··· Dataset extract
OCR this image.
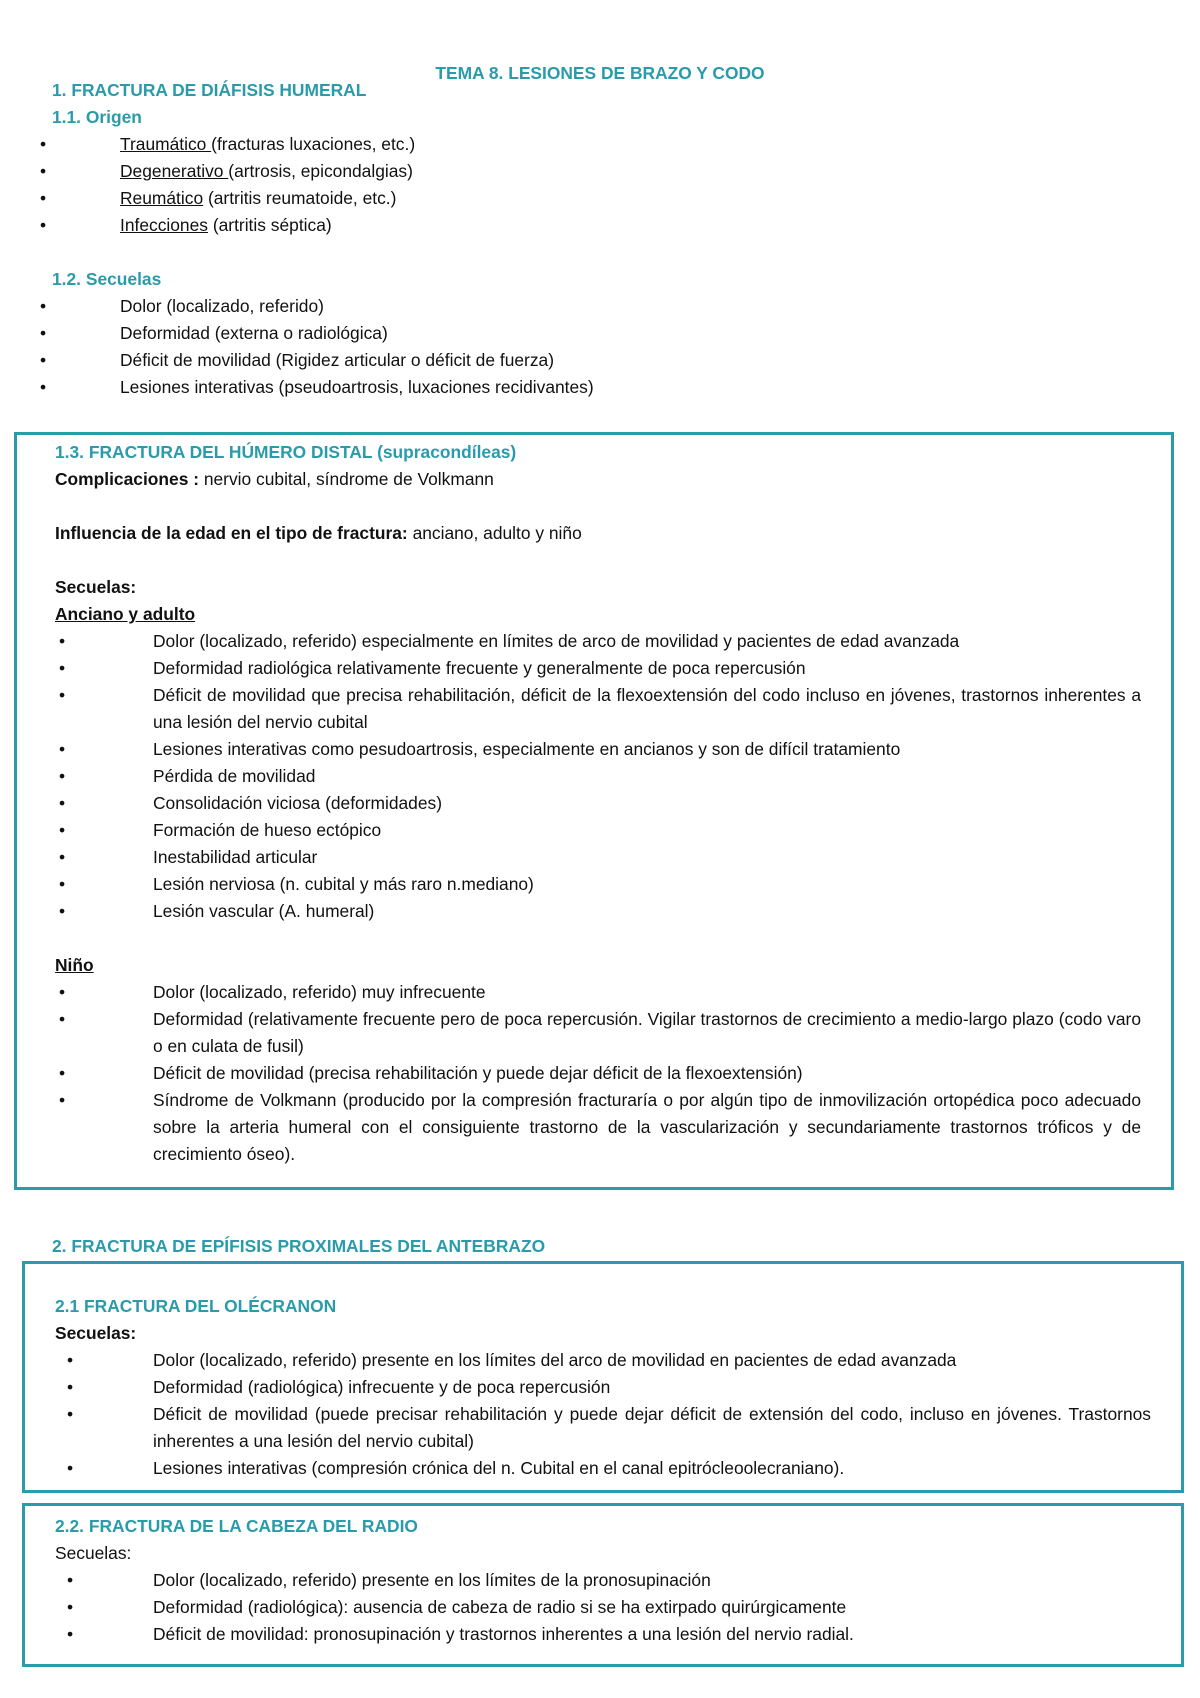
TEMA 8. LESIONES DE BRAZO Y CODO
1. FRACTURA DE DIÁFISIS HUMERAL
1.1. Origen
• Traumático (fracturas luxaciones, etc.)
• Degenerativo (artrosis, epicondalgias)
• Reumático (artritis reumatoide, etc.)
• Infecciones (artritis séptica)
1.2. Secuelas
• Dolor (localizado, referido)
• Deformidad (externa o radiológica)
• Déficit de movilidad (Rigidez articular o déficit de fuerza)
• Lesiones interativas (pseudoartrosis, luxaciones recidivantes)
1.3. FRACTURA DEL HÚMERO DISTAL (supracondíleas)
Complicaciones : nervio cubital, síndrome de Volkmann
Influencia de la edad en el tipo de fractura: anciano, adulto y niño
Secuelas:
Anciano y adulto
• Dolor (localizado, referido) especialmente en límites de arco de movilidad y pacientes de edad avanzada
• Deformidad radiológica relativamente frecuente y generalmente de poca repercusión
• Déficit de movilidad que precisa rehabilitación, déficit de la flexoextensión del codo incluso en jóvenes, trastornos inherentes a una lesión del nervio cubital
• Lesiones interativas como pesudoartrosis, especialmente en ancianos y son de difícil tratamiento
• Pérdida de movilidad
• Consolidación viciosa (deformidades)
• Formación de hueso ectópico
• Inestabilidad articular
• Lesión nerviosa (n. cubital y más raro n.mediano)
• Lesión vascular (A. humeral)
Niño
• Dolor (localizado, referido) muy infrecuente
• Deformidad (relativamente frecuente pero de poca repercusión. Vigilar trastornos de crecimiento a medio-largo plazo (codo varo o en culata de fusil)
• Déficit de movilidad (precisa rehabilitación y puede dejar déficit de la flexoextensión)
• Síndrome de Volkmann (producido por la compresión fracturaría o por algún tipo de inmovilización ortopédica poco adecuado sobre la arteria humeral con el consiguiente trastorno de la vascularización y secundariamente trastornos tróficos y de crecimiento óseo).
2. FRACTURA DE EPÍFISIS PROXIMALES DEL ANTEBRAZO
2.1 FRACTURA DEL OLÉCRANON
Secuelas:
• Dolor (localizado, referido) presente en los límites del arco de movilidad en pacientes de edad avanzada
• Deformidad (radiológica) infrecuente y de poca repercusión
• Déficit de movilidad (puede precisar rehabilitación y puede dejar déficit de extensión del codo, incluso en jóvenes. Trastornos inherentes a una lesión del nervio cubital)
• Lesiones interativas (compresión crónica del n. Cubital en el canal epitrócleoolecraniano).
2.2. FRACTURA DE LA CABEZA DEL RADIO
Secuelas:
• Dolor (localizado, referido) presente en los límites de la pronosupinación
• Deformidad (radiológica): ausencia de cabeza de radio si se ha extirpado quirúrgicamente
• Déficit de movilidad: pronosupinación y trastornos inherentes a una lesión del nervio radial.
······
◆ **The problem**: Omit all pictures while transcribing the entries verbatim.

◆ **Output for this task**:
OCR this image.
TEMA 8. LESIONES DE BRAZO Y CODO
1. FRACTURA DE DIÁFISIS HUMERAL
1.1. Origen
• Traumático (fracturas luxaciones, etc.)
• Degenerativo (artrosis, epicondalgias)
• Reumático (artritis reumatoide, etc.)
• Infecciones (artritis séptica)
1.2. Secuelas
• Dolor (localizado, referido)
• Deformidad (externa o radiológica)
• Déficit de movilidad (Rigidez articular o déficit de fuerza)
• Lesiones interativas (pseudoartrosis, luxaciones recidivantes)
1.3. FRACTURA DEL HÚMERO DISTAL (supracondíleas)
Complicaciones : nervio cubital, síndrome de Volkmann
Influencia de la edad en el tipo de fractura: anciano, adulto y niño
Secuelas:
Anciano y adulto
• Dolor (localizado, referido) especialmente en límites de arco de movilidad y pacientes de edad avanzada
• Deformidad radiológica relativamente frecuente y generalmente de poca repercusión
• Déficit de movilidad que precisa rehabilitación, déficit de la flexoextensión del codo incluso en jóvenes, trastornos inherentes a una lesión del nervio cubital
• Lesiones interativas como pesudoartrosis, especialmente en ancianos y son de difícil tratamiento
• Pérdida de movilidad
• Consolidación viciosa (deformidades)
• Formación de hueso ectópico
• Inestabilidad articular
• Lesión nerviosa (n. cubital y más raro n.mediano)
• Lesión vascular (A. humeral)
Niño
• Dolor (localizado, referido) muy infrecuente
• Deformidad (relativamente frecuente pero de poca repercusión. Vigilar trastornos de crecimiento a medio-largo plazo (codo varo o en culata de fusil)
• Déficit de movilidad (precisa rehabilitación y puede dejar déficit de la flexoextensión)
• Síndrome de Volkmann (producido por la compresión fracturaría o por algún tipo de inmovilización ortopédica poco adecuado sobre la arteria humeral con el consiguiente trastorno de la vascularización y secundariamente trastornos tróficos y de crecimiento óseo).
2. FRACTURA DE EPÍFISIS PROXIMALES DEL ANTEBRAZO
2.1 FRACTURA DEL OLÉCRANON
Secuelas:
• Dolor (localizado, referido) presente en los límites del arco de movilidad en pacientes de edad avanzada
• Deformidad (radiológica) infrecuente y de poca repercusión
• Déficit de movilidad (puede precisar rehabilitación y puede dejar déficit de extensión del codo, incluso en jóvenes. Trastornos inherentes a una lesión del nervio cubital)
• Lesiones interativas (compresión crónica del n. Cubital en el canal epitrócleoolecraniano).
2.2. FRACTURA DE LA CABEZA DEL RADIO
Secuelas:
• Dolor (localizado, referido) presente en los límites de la pronosupinación
• Deformidad (radiológica): ausencia de cabeza de radio si se ha extirpado quirúrgicamente
• Déficit de movilidad: pronosupinación y trastornos inherentes a una lesión del nervio radial.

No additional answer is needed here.